[Records from a dataset]
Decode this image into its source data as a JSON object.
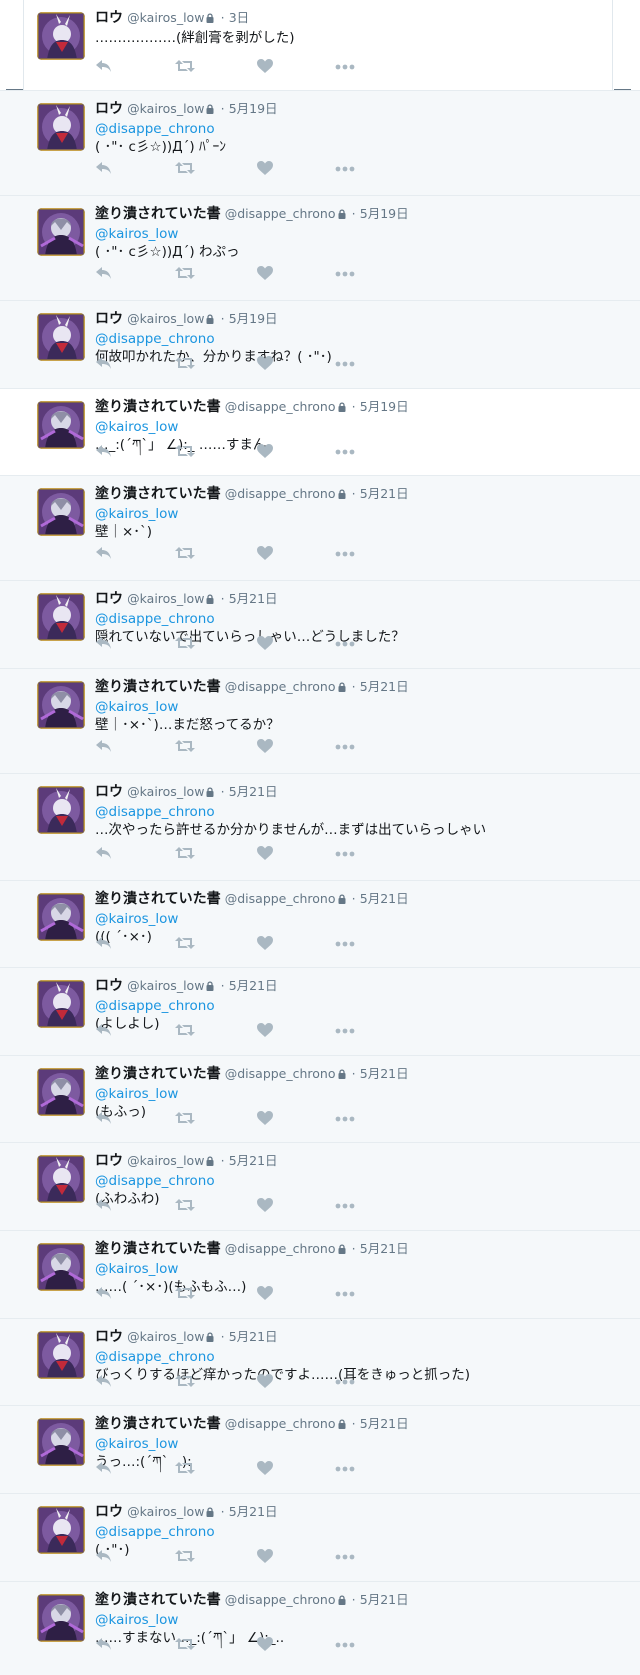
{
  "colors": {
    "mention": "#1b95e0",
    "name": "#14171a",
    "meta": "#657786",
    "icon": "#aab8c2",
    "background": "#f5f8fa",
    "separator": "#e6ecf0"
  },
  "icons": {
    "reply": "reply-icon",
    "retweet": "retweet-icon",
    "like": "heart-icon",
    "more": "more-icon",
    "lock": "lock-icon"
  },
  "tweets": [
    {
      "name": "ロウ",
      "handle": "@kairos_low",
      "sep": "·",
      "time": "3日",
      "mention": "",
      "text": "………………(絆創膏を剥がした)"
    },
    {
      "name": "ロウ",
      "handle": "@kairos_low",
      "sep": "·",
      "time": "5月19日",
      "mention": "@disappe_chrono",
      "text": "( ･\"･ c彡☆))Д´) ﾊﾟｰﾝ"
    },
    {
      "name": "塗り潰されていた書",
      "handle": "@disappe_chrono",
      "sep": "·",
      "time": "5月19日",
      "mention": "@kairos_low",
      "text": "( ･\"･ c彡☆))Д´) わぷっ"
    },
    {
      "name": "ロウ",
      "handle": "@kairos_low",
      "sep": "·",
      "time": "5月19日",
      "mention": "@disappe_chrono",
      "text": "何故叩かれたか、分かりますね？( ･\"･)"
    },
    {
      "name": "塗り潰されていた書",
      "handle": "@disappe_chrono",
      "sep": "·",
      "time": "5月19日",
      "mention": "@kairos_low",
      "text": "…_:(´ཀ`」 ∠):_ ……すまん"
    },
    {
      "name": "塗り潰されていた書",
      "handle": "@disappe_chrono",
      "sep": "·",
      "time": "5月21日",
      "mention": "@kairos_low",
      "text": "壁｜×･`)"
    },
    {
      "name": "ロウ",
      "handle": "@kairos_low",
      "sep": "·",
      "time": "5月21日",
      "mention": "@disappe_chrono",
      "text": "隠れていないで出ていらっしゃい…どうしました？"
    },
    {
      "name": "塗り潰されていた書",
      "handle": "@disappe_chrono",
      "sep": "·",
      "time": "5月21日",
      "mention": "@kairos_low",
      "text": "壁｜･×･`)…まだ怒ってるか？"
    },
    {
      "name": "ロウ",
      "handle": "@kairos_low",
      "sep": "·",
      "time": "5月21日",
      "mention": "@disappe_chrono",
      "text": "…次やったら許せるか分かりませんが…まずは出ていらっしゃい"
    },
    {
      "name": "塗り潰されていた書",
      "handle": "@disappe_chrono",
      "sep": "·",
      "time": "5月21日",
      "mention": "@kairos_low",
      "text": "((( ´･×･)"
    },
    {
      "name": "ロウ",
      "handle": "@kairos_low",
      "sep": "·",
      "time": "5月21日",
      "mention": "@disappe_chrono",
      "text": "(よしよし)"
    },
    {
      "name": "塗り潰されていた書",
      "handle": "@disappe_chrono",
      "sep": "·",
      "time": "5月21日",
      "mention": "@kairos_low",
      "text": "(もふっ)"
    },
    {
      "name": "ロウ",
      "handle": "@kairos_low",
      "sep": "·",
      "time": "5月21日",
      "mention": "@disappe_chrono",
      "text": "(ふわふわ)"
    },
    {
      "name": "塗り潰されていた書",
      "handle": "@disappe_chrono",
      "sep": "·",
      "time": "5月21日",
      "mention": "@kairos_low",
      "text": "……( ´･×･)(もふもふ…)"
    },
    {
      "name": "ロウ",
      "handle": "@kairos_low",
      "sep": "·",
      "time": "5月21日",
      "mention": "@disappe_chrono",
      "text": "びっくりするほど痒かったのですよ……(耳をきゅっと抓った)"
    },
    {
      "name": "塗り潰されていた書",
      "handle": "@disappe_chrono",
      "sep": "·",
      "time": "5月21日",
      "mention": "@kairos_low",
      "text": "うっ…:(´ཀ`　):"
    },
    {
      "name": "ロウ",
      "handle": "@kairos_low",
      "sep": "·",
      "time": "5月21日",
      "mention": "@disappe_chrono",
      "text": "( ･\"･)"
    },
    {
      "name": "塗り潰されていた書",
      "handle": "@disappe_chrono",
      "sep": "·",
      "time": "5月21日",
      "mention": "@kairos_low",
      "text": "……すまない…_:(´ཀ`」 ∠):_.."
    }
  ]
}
...
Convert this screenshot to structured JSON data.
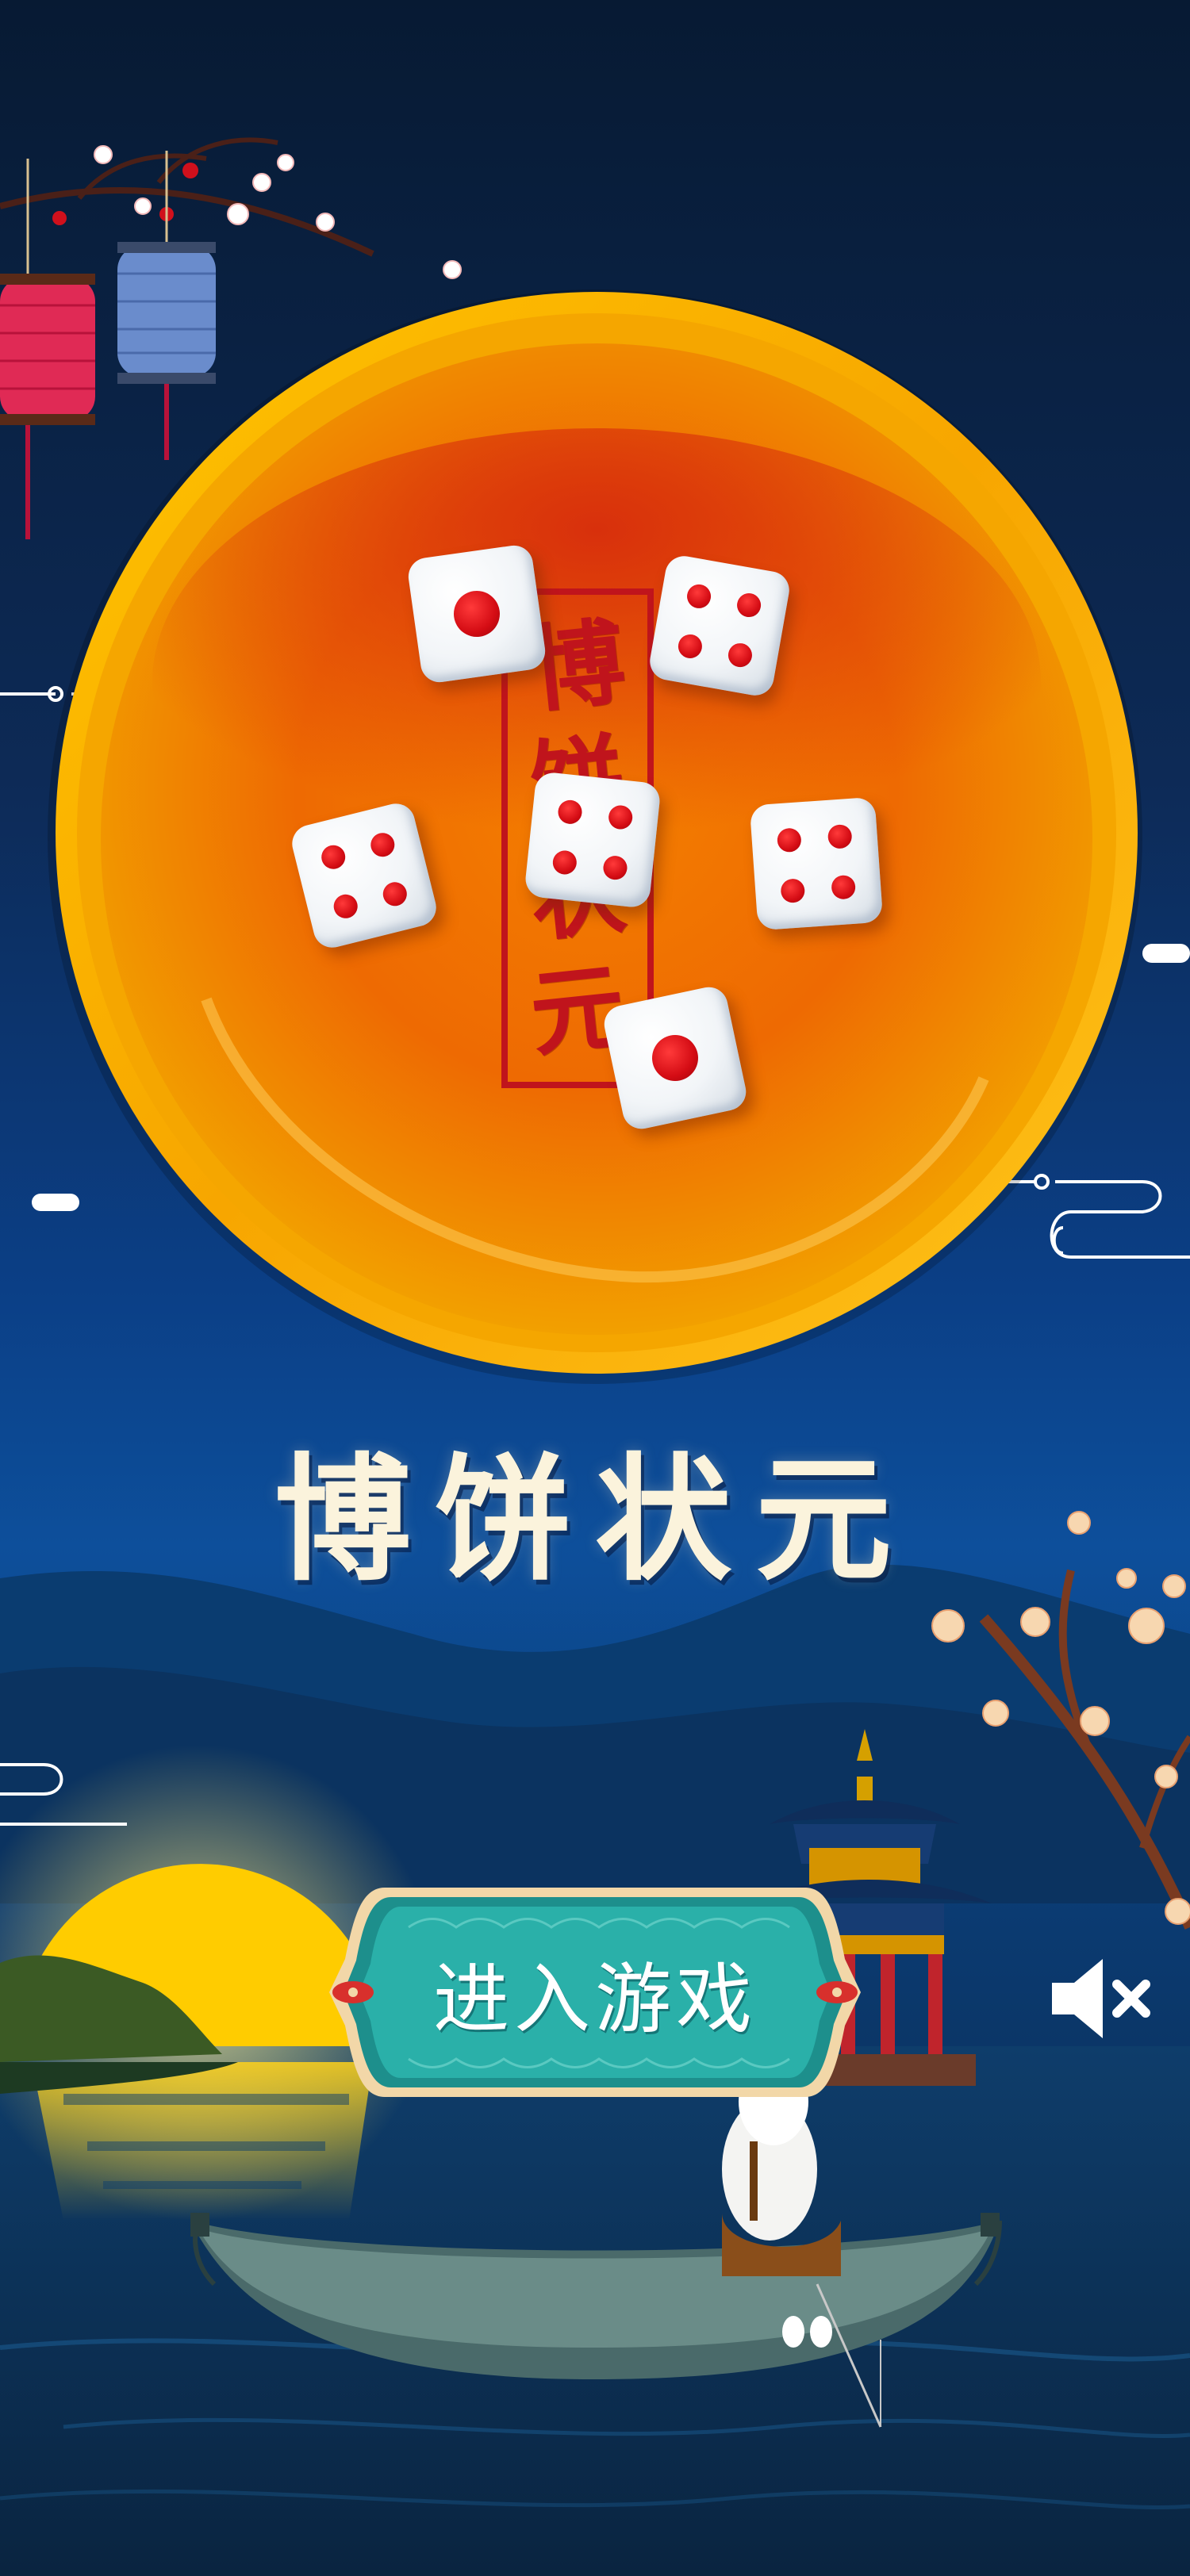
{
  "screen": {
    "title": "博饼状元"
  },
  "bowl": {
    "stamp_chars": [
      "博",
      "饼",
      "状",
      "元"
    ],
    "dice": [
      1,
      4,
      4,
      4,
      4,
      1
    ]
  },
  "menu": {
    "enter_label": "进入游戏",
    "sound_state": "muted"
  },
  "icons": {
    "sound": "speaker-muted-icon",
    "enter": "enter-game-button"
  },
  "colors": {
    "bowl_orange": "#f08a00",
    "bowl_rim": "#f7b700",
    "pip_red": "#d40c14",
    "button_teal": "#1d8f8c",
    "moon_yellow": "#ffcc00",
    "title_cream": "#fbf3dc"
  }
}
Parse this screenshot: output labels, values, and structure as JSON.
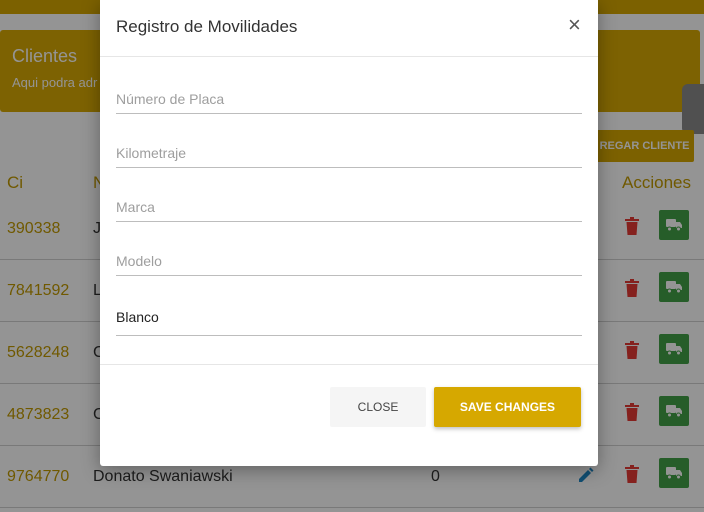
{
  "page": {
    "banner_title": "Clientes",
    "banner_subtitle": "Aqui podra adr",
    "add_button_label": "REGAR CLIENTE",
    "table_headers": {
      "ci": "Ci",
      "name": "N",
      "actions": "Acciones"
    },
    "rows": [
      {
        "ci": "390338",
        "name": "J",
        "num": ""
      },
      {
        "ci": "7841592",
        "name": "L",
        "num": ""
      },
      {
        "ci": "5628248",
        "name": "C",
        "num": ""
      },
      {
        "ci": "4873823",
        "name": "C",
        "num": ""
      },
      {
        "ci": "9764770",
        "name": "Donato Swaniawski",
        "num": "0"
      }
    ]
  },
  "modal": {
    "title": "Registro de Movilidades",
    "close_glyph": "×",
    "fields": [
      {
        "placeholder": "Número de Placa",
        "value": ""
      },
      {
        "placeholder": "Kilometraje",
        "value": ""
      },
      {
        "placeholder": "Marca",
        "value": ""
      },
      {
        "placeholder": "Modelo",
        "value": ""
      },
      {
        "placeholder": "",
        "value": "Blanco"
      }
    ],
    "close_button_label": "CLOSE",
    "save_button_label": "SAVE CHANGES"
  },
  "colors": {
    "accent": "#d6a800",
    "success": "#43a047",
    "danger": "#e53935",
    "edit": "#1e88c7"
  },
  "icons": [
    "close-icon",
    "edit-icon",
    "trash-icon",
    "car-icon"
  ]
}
* * *
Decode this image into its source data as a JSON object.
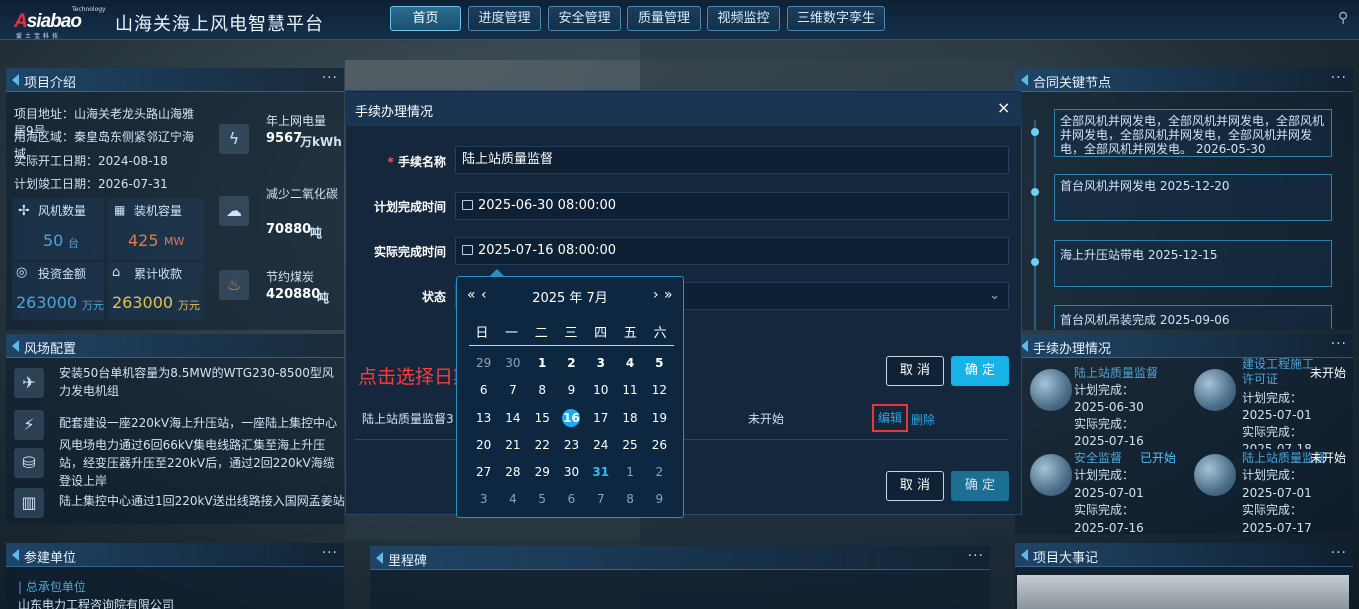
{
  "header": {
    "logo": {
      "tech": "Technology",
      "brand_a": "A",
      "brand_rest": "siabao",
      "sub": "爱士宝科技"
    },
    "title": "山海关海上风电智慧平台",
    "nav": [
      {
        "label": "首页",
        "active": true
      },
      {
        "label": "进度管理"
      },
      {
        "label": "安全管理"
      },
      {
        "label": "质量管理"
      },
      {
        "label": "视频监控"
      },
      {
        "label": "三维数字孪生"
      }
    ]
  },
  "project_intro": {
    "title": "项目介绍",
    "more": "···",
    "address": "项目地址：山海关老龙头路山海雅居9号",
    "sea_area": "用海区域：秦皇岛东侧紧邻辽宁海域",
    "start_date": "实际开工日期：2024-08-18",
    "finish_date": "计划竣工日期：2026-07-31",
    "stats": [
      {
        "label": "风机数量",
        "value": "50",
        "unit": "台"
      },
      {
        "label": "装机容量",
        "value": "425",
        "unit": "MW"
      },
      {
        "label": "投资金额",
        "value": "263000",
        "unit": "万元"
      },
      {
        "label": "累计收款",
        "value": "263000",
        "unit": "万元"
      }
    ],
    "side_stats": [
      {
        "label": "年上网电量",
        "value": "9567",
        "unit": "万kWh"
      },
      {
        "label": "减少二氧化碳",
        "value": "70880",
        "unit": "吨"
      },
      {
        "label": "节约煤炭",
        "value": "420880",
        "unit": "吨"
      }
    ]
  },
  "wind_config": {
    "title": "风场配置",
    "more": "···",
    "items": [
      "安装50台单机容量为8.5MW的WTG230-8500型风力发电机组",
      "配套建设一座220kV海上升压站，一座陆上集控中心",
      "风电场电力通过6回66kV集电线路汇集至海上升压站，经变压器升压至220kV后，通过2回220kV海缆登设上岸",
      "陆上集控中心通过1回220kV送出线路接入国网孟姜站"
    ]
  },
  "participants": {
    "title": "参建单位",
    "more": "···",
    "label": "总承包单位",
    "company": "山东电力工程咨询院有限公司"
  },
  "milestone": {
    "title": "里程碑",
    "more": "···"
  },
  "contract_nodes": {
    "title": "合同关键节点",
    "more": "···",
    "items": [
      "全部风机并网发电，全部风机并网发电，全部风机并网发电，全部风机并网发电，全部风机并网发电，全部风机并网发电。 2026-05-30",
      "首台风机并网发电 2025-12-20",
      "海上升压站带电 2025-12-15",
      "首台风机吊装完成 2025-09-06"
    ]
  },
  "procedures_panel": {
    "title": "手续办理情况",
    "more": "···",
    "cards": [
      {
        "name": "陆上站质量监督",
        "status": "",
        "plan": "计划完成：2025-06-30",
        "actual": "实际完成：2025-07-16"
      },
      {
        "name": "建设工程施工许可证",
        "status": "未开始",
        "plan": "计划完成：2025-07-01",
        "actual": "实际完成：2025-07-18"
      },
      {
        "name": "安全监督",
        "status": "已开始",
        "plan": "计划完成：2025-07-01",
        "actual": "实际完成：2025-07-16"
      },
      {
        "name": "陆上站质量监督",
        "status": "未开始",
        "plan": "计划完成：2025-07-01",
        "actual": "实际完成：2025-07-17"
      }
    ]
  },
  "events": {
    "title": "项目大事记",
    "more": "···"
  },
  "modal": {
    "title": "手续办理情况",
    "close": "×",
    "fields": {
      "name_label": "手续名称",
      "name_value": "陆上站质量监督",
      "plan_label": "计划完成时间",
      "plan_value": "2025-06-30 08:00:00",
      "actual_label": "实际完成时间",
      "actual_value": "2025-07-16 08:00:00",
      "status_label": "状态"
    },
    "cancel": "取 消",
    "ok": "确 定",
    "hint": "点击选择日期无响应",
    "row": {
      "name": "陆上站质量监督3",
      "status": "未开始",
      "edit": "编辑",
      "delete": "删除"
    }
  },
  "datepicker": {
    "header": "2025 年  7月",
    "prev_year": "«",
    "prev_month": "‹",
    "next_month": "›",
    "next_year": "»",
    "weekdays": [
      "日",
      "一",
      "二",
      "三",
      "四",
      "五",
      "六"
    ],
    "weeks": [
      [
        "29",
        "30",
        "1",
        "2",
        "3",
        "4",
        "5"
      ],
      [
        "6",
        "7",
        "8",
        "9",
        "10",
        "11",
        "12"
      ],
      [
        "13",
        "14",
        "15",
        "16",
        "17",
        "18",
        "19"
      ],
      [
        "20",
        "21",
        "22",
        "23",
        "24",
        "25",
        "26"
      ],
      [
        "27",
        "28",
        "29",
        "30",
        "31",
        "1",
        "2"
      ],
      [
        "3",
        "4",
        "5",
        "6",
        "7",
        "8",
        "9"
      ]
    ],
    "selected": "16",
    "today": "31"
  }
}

• [Task prompt] For this exercise, gather every line of the data that contains the word "unit".

• [Written solution]
        "unit": "台"
        "unit": "MW"
        "unit": "万元"
        "unit": "万元"
        "unit": "万kWh"
        "unit": "吨"
        "unit": "吨"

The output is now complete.